# Provided records

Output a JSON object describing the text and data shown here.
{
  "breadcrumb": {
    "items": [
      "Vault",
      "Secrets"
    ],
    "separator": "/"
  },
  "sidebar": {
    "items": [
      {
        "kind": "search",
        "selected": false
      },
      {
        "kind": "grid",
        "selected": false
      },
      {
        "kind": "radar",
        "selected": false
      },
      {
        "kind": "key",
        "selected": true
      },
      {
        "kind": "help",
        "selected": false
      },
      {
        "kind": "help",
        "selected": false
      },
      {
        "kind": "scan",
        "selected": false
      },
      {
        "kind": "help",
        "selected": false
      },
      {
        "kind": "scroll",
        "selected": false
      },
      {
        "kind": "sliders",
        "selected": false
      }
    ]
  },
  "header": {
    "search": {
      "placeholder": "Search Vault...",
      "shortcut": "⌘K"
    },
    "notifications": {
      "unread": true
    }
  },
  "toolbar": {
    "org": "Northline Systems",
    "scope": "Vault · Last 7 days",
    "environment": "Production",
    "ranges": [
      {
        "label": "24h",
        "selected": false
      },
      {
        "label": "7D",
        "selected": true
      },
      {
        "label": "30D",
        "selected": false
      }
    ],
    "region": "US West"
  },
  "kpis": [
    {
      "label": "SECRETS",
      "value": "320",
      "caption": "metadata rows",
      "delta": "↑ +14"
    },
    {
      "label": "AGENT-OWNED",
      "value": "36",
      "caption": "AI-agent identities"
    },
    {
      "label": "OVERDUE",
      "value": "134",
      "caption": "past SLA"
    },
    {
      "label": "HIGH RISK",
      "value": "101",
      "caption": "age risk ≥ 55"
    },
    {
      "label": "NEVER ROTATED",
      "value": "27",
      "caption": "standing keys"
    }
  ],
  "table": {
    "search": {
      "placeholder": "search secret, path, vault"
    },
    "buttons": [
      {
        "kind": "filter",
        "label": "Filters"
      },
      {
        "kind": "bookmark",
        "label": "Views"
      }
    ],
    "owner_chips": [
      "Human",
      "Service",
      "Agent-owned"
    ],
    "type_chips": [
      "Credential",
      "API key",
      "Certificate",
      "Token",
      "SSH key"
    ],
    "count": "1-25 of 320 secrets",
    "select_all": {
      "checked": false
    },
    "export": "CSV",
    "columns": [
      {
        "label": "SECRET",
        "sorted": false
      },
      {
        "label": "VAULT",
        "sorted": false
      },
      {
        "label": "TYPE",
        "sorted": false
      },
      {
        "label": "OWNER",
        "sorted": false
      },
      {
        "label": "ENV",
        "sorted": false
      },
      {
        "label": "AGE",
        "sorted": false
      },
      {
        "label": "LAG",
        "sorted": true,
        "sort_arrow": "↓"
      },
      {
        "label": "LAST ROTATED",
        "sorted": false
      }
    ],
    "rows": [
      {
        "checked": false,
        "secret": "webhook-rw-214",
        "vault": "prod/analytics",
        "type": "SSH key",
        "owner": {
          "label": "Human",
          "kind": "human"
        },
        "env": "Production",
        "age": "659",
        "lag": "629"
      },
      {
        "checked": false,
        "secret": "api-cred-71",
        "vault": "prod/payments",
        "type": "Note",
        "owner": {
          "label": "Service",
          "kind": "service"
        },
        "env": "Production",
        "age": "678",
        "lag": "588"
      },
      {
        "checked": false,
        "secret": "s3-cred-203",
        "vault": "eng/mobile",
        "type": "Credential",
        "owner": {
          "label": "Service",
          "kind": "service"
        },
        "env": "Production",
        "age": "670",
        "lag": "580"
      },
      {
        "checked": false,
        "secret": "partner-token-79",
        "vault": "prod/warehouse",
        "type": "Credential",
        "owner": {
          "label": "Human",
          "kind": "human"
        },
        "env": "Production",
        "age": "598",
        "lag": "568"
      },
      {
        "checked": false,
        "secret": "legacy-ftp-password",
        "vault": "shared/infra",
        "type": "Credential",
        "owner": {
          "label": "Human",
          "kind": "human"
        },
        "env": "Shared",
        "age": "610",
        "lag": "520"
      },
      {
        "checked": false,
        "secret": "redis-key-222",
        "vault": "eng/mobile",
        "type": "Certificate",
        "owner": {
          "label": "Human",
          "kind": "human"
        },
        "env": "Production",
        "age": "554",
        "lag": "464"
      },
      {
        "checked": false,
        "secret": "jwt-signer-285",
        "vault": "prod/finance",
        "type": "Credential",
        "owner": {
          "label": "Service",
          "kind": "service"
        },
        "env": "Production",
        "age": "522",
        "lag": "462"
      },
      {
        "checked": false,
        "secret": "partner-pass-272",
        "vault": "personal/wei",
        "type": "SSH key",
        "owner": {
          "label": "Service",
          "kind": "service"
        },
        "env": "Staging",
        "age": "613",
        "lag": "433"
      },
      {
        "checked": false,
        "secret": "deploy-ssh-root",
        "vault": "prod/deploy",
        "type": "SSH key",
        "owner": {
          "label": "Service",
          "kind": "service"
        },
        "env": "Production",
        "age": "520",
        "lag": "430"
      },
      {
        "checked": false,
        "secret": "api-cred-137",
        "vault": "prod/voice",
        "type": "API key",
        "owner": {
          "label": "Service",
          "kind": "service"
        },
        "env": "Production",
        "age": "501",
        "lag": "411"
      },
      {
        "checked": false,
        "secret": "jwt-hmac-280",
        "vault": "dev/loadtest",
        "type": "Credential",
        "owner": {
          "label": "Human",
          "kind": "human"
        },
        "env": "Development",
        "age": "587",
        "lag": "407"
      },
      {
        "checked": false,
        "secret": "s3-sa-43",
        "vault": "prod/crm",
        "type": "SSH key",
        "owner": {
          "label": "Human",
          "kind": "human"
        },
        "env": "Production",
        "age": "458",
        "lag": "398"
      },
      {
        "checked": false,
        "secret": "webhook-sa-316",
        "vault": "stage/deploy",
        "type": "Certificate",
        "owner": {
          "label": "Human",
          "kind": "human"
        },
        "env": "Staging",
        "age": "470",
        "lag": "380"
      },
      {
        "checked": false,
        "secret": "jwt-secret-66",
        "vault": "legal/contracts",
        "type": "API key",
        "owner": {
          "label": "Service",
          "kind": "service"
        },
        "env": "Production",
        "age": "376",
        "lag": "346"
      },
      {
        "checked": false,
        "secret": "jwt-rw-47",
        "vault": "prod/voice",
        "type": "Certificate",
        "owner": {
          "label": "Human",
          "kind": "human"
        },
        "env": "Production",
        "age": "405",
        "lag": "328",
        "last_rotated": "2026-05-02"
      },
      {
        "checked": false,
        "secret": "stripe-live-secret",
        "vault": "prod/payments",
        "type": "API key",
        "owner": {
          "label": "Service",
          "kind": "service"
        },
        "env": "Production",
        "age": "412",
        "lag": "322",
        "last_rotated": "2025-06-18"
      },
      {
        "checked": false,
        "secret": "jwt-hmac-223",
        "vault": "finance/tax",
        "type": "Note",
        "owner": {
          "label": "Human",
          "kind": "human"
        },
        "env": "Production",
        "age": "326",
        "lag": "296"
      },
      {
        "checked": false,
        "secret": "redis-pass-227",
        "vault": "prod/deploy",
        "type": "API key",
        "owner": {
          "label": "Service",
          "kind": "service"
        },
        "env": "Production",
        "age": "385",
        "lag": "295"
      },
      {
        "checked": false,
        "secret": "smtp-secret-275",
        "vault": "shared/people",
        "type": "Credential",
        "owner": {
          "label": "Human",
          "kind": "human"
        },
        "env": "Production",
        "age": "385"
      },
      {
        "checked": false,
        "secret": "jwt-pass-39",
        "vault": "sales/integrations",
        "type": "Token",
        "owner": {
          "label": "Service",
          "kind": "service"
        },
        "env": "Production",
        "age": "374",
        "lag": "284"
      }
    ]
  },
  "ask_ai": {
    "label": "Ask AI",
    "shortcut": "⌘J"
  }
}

# Direction
From the entries above, extract each line containing "placeholder".

# Full output
      "placeholder": "Search Vault...",
      "placeholder": "search secret, path, vault"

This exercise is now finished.